**Task data**
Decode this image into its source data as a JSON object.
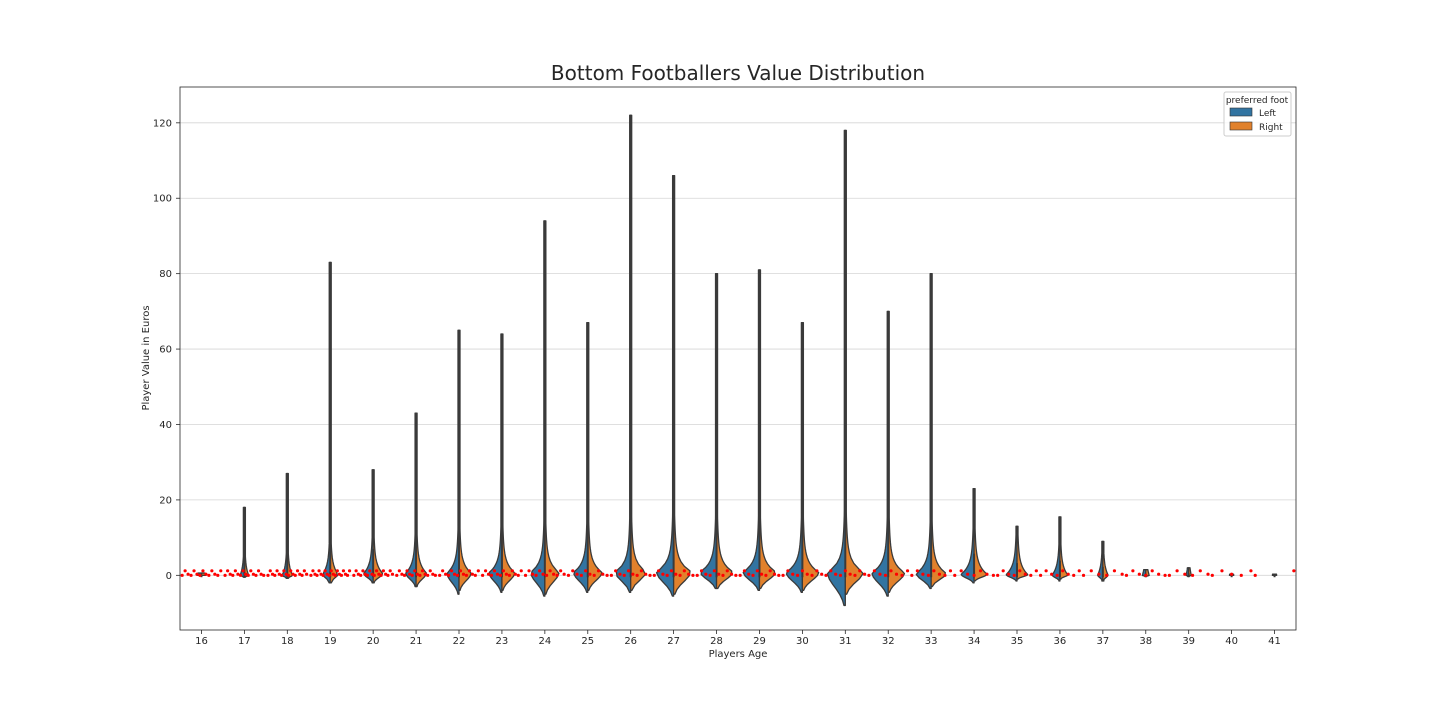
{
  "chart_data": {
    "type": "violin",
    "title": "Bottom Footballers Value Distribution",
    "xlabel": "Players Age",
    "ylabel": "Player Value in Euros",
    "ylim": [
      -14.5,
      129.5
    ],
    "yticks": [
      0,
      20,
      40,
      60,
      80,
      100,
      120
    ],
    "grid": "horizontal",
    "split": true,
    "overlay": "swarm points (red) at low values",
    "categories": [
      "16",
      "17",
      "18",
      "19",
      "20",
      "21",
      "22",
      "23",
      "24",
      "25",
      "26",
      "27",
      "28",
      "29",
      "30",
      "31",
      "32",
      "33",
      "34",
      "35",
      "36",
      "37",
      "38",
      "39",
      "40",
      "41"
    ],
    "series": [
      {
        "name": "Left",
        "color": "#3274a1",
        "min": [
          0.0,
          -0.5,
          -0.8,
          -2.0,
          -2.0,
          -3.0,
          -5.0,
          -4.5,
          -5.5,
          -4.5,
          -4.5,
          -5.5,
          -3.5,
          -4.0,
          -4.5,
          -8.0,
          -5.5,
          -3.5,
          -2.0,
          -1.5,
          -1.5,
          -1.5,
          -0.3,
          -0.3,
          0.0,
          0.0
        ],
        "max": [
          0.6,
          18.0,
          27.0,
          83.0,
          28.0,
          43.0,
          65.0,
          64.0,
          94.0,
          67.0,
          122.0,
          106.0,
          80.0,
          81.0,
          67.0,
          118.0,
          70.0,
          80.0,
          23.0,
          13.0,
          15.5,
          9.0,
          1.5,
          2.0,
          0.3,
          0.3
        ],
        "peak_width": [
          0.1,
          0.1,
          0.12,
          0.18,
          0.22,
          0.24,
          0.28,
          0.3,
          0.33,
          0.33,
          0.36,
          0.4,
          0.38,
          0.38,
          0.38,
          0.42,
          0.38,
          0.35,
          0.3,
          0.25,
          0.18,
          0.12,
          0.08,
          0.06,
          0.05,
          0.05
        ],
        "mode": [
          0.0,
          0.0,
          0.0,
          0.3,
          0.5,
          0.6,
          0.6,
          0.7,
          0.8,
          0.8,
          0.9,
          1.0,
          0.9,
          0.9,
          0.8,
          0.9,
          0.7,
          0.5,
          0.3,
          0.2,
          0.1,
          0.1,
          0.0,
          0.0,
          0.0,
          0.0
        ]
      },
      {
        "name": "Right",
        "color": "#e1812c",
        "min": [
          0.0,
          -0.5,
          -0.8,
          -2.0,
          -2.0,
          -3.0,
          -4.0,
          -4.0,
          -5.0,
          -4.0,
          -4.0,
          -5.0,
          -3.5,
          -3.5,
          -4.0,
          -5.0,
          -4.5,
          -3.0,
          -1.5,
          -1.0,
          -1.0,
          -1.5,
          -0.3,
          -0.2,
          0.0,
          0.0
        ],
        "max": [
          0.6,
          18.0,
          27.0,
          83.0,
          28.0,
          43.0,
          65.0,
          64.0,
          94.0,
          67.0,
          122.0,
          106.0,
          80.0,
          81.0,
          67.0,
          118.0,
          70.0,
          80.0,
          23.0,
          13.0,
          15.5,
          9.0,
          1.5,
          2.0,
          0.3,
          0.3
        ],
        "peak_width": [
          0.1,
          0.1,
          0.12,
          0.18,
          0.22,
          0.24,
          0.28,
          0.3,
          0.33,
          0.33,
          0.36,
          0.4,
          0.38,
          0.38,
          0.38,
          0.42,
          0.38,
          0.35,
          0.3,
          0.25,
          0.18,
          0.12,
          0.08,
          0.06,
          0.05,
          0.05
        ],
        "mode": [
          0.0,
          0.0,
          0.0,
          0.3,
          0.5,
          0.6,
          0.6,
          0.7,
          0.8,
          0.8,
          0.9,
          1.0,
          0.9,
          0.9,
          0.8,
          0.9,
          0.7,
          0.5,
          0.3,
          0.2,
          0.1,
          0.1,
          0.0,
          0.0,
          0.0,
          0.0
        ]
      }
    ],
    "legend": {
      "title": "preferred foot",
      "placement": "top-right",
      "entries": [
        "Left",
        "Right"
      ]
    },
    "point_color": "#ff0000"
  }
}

**What is asked**
Set the listing down in full and exactly. Pictures within it should not appear in the copy.

**Written answer**
Decode this image into its source data as a JSON object.
{
  "chart_data": {
    "type": "violin",
    "title": "Bottom Footballers Value Distribution",
    "xlabel": "Players Age",
    "ylabel": "Player Value in Euros",
    "ylim": [
      -14.5,
      129.5
    ],
    "yticks": [
      0,
      20,
      40,
      60,
      80,
      100,
      120
    ],
    "grid": "horizontal",
    "split": true,
    "overlay": "swarm points (red) at low values",
    "categories": [
      "16",
      "17",
      "18",
      "19",
      "20",
      "21",
      "22",
      "23",
      "24",
      "25",
      "26",
      "27",
      "28",
      "29",
      "30",
      "31",
      "32",
      "33",
      "34",
      "35",
      "36",
      "37",
      "38",
      "39",
      "40",
      "41"
    ],
    "series": [
      {
        "name": "Left",
        "color": "#3274a1",
        "min": [
          0.0,
          -0.5,
          -0.8,
          -2.0,
          -2.0,
          -3.0,
          -5.0,
          -4.5,
          -5.5,
          -4.5,
          -4.5,
          -5.5,
          -3.5,
          -4.0,
          -4.5,
          -8.0,
          -5.5,
          -3.5,
          -2.0,
          -1.5,
          -1.5,
          -1.5,
          -0.3,
          -0.3,
          0.0,
          0.0
        ],
        "max": [
          0.6,
          18.0,
          27.0,
          83.0,
          28.0,
          43.0,
          65.0,
          64.0,
          94.0,
          67.0,
          122.0,
          106.0,
          80.0,
          81.0,
          67.0,
          118.0,
          70.0,
          80.0,
          23.0,
          13.0,
          15.5,
          9.0,
          1.5,
          2.0,
          0.3,
          0.3
        ],
        "peak_width": [
          0.1,
          0.1,
          0.12,
          0.18,
          0.22,
          0.24,
          0.28,
          0.3,
          0.33,
          0.33,
          0.36,
          0.4,
          0.38,
          0.38,
          0.38,
          0.42,
          0.38,
          0.35,
          0.3,
          0.25,
          0.18,
          0.12,
          0.08,
          0.06,
          0.05,
          0.05
        ],
        "mode": [
          0.0,
          0.0,
          0.0,
          0.3,
          0.5,
          0.6,
          0.6,
          0.7,
          0.8,
          0.8,
          0.9,
          1.0,
          0.9,
          0.9,
          0.8,
          0.9,
          0.7,
          0.5,
          0.3,
          0.2,
          0.1,
          0.1,
          0.0,
          0.0,
          0.0,
          0.0
        ]
      },
      {
        "name": "Right",
        "color": "#e1812c",
        "min": [
          0.0,
          -0.5,
          -0.8,
          -2.0,
          -2.0,
          -3.0,
          -4.0,
          -4.0,
          -5.0,
          -4.0,
          -4.0,
          -5.0,
          -3.5,
          -3.5,
          -4.0,
          -5.0,
          -4.5,
          -3.0,
          -1.5,
          -1.0,
          -1.0,
          -1.5,
          -0.3,
          -0.2,
          0.0,
          0.0
        ],
        "max": [
          0.6,
          18.0,
          27.0,
          83.0,
          28.0,
          43.0,
          65.0,
          64.0,
          94.0,
          67.0,
          122.0,
          106.0,
          80.0,
          81.0,
          67.0,
          118.0,
          70.0,
          80.0,
          23.0,
          13.0,
          15.5,
          9.0,
          1.5,
          2.0,
          0.3,
          0.3
        ],
        "peak_width": [
          0.1,
          0.1,
          0.12,
          0.18,
          0.22,
          0.24,
          0.28,
          0.3,
          0.33,
          0.33,
          0.36,
          0.4,
          0.38,
          0.38,
          0.38,
          0.42,
          0.38,
          0.35,
          0.3,
          0.25,
          0.18,
          0.12,
          0.08,
          0.06,
          0.05,
          0.05
        ],
        "mode": [
          0.0,
          0.0,
          0.0,
          0.3,
          0.5,
          0.6,
          0.6,
          0.7,
          0.8,
          0.8,
          0.9,
          1.0,
          0.9,
          0.9,
          0.8,
          0.9,
          0.7,
          0.5,
          0.3,
          0.2,
          0.1,
          0.1,
          0.0,
          0.0,
          0.0,
          0.0
        ]
      }
    ],
    "legend": {
      "title": "preferred foot",
      "placement": "top-right",
      "entries": [
        "Left",
        "Right"
      ]
    },
    "point_color": "#ff0000"
  }
}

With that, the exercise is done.